* Aim
Begin with the line containing "What does this" and copy each line exactly through the last line of the entries, inclusive.

---------------

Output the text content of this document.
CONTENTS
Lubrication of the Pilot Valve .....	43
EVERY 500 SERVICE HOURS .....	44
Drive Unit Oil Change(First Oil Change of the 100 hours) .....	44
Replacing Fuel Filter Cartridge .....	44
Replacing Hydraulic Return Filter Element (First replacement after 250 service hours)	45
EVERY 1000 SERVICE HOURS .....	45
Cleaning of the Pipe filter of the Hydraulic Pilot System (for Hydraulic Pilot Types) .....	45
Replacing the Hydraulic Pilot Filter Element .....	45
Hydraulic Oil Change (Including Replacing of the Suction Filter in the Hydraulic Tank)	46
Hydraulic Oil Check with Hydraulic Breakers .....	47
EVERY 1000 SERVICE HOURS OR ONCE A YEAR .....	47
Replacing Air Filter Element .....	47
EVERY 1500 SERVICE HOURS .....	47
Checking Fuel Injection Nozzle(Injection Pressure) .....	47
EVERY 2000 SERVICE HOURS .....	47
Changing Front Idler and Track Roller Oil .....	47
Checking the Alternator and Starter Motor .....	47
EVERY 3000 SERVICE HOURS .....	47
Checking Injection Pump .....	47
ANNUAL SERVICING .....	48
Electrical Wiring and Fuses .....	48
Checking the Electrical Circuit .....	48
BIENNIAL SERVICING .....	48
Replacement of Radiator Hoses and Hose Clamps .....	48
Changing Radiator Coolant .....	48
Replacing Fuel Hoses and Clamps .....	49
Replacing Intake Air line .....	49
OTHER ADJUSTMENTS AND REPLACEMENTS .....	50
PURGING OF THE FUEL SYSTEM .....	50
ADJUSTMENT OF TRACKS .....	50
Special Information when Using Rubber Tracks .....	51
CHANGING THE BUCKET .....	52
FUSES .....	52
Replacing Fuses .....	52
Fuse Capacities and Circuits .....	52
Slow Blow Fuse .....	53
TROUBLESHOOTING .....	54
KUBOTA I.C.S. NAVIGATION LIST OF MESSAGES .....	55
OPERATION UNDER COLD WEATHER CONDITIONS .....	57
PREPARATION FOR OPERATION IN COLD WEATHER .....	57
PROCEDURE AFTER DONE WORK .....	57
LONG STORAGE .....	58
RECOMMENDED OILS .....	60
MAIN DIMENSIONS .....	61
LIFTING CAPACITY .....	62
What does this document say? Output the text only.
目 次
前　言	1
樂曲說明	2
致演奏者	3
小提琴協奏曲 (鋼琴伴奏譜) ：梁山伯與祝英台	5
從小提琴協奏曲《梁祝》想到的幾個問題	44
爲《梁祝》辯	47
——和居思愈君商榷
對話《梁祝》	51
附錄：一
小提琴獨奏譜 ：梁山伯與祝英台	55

---------------

* Expected output
What does this document say? Output the text only.
目 次
前　言	1
樂曲說明	2
致演奏者	3
小提琴協奏曲 (鋼琴伴奏譜) ：梁山伯與祝英台	5
從小提琴協奏曲《梁祝》想到的幾個問題	44
爲《梁祝》辯	47
——和居思愈君商榷
對話《梁祝》	51
附錄：一
小提琴獨奏譜 ：梁山伯與祝英台	55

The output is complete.